LISTED RECORDS —
——————————

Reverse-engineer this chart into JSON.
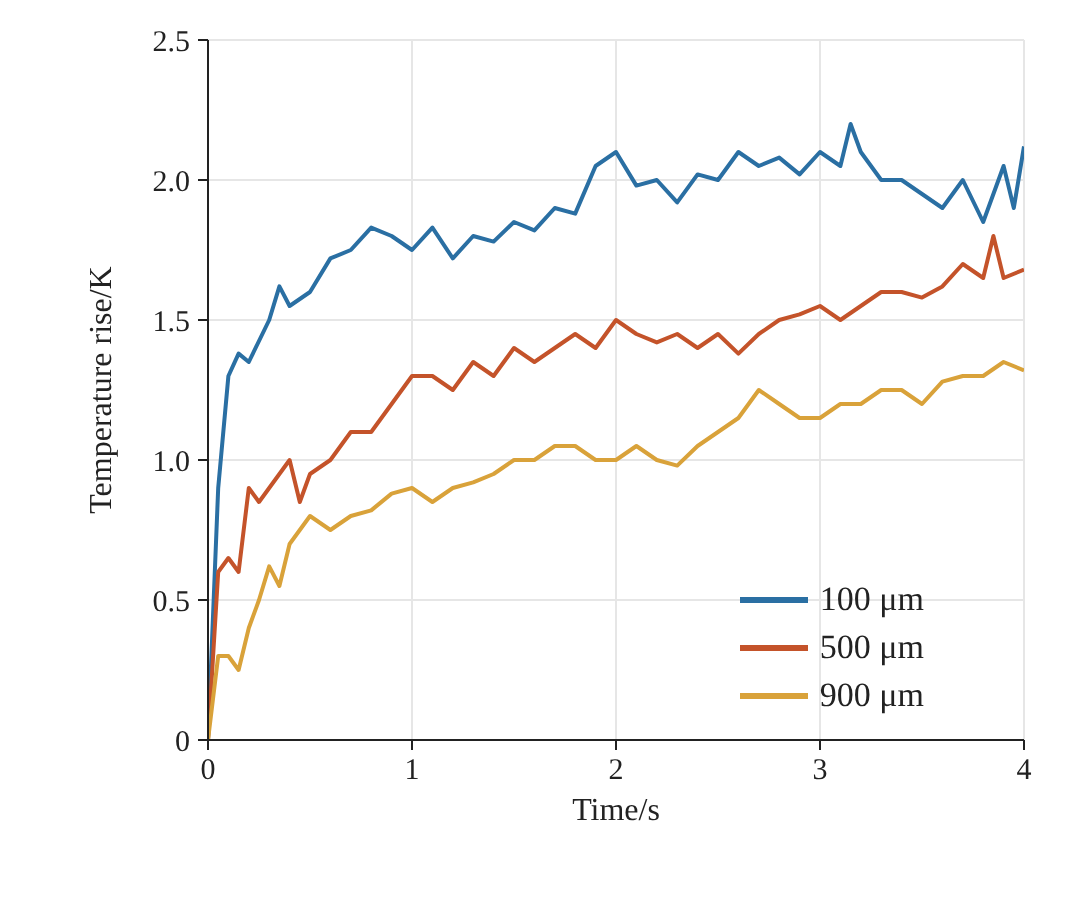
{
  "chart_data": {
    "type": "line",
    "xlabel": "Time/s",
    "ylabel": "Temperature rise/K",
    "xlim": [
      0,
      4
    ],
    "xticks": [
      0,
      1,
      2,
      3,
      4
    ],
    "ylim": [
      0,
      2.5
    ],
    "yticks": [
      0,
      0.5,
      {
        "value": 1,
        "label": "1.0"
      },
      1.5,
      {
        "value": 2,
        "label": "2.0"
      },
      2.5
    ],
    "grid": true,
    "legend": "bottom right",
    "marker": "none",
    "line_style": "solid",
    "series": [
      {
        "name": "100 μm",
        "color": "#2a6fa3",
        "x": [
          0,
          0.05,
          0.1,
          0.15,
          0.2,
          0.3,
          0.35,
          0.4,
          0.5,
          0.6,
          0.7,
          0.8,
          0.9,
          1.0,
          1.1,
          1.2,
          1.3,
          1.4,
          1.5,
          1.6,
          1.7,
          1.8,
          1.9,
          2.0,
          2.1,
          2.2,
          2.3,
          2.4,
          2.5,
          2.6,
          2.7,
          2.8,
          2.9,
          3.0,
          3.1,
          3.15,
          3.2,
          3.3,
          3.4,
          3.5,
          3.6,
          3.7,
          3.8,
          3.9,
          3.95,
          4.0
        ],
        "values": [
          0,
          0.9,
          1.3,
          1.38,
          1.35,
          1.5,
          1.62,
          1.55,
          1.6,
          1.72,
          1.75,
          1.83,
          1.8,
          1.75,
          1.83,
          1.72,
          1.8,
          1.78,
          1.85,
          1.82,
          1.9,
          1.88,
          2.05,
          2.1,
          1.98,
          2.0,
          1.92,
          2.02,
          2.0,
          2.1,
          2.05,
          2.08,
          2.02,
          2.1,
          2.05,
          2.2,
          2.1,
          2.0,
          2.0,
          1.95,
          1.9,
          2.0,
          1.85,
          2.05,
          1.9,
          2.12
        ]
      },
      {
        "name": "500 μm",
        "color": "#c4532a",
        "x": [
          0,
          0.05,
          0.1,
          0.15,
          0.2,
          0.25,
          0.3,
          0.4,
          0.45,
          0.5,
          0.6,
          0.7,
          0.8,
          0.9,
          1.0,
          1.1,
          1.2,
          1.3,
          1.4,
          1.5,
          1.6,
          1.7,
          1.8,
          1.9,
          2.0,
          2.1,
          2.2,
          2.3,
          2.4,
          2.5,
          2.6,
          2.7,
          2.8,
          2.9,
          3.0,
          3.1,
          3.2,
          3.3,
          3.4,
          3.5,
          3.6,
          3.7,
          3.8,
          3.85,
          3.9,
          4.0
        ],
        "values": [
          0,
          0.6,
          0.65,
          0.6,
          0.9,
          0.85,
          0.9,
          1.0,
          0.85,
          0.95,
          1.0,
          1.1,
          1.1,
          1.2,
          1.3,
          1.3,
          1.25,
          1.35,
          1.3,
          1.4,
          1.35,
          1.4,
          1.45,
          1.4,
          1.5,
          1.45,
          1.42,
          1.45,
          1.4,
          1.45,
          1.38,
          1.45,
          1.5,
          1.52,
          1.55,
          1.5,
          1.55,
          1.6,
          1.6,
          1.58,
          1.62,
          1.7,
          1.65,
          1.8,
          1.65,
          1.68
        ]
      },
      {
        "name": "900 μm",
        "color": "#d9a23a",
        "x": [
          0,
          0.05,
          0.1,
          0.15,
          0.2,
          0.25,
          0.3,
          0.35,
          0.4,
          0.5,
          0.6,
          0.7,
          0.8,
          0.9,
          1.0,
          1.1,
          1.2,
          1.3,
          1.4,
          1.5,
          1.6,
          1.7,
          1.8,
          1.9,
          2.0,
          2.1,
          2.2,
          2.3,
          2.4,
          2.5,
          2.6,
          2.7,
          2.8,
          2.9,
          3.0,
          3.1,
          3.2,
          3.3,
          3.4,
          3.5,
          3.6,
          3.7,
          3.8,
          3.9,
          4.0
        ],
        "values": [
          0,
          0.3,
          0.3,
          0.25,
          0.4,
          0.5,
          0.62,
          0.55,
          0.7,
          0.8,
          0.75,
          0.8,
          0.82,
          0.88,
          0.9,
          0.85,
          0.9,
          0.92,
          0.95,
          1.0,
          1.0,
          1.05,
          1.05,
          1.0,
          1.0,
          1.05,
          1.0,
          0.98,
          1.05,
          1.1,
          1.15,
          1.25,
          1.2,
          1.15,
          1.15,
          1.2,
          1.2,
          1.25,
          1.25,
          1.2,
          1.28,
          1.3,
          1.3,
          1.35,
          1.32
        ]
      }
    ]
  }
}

——————————

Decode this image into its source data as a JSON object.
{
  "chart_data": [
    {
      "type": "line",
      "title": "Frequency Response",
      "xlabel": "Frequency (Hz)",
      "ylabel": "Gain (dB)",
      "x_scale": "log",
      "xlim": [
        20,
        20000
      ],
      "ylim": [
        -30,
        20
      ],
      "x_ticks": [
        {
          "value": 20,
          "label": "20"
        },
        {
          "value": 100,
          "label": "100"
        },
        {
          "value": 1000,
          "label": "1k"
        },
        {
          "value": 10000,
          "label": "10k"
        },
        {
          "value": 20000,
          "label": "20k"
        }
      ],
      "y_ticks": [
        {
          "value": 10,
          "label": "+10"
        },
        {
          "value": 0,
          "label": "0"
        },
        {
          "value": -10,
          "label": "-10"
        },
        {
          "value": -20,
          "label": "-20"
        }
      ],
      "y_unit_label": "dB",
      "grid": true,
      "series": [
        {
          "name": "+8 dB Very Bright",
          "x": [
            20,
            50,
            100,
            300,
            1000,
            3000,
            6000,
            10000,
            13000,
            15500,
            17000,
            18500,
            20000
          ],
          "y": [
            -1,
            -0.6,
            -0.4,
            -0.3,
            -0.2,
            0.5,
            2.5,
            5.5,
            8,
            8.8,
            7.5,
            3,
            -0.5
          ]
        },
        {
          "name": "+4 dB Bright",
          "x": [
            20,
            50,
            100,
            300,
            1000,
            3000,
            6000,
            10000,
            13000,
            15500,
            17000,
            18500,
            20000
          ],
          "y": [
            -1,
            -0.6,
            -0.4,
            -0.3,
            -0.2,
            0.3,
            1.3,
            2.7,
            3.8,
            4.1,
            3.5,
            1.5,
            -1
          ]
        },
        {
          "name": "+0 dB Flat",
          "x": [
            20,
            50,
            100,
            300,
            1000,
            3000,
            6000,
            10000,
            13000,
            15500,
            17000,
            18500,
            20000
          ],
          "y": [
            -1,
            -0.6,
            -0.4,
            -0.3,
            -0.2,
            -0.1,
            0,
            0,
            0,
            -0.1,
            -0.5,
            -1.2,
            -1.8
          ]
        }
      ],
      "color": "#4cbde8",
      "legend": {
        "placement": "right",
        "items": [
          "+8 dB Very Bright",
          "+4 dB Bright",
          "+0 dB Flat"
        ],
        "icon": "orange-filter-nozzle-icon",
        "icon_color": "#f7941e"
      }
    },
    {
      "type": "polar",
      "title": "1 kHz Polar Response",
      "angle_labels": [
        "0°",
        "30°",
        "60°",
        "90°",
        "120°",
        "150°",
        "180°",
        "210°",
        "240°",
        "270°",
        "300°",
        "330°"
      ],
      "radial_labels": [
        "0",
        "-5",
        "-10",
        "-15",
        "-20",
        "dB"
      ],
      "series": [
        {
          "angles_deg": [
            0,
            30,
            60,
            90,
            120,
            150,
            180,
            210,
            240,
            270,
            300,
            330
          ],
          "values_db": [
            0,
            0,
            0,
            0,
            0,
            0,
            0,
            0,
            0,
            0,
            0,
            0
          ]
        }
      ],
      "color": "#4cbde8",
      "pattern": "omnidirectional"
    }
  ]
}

——————————

SET TASK —
In the records above, find each line that holds the word "name"; copy all such lines.

TASK RESULT —
        "name": "100 μm",
        "name": "500 μm",
        "name": "900 μm",
          "name": "+8 dB Very Bright",
          "name": "+4 dB Bright",
          "name": "+0 dB Flat",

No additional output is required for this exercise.